▸ **TASK BRIEF**
Write out every entry word for word.

═══ DATASET EXCERPTS ═══

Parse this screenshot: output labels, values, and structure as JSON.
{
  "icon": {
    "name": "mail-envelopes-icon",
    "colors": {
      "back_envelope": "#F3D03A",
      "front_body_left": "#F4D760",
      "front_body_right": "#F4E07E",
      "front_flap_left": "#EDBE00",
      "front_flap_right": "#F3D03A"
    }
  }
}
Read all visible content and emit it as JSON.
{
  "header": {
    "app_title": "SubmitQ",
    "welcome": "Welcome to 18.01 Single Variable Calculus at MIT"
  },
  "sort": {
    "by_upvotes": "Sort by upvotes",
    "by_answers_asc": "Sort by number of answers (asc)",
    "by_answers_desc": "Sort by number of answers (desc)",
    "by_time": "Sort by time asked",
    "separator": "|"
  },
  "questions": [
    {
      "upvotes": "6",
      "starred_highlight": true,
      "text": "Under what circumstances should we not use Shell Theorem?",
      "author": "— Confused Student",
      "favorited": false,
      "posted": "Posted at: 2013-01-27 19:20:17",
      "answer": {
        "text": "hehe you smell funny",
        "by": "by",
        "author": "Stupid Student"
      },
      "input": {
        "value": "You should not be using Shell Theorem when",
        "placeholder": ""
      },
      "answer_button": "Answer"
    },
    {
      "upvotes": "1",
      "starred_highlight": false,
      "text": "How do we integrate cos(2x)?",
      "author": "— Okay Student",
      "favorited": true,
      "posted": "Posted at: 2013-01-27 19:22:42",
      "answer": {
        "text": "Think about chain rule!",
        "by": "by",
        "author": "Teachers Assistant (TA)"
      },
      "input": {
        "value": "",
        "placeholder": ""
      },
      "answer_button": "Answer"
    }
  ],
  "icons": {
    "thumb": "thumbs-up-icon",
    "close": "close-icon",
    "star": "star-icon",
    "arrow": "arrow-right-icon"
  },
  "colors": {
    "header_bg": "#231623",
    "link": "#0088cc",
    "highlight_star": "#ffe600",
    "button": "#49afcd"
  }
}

═══

▸ **RESPONSE FOR THIS EXERCISE**
Parse this screenshot: output labels, values, and structure as JSON.
{
  "icon": {
    "name": "mail-envelopes-icon",
    "colors": {
      "back_envelope": "#F3D03A",
      "front_body_left": "#F4D760",
      "front_body_right": "#F4E07E",
      "front_flap_left": "#EDBE00",
      "front_flap_right": "#F3D03A"
    }
  }
}
Read all visible content and emit it as JSON.
{
  "header": {
    "app_title": "SubmitQ",
    "welcome": "Welcome to 18.01 Single Variable Calculus at MIT"
  },
  "sort": {
    "by_upvotes": "Sort by upvotes",
    "by_answers_asc": "Sort by number of answers (asc)",
    "by_answers_desc": "Sort by number of answers (desc)",
    "by_time": "Sort by time asked",
    "separator": "|"
  },
  "questions": [
    {
      "upvotes": "6",
      "starred_highlight": true,
      "text": "Under what circumstances should we not use Shell Theorem?",
      "author": "— Confused Student",
      "favorited": false,
      "posted": "Posted at: 2013-01-27 19:20:17",
      "answer": {
        "text": "hehe you smell funny",
        "by": "by",
        "author": "Stupid Student"
      },
      "input": {
        "value": "You should not be using Shell Theorem when",
        "placeholder": ""
      },
      "answer_button": "Answer"
    },
    {
      "upvotes": "1",
      "starred_highlight": false,
      "text": "How do we integrate cos(2x)?",
      "author": "— Okay Student",
      "favorited": true,
      "posted": "Posted at: 2013-01-27 19:22:42",
      "answer": {
        "text": "Think about chain rule!",
        "by": "by",
        "author": "Teachers Assistant (TA)"
      },
      "input": {
        "value": "",
        "placeholder": ""
      },
      "answer_button": "Answer"
    }
  ],
  "icons": {
    "thumb": "thumbs-up-icon",
    "close": "close-icon",
    "star": "star-icon",
    "arrow": "arrow-right-icon"
  },
  "colors": {
    "header_bg": "#231623",
    "link": "#0088cc",
    "highlight_star": "#ffe600",
    "button": "#49afcd"
  }
}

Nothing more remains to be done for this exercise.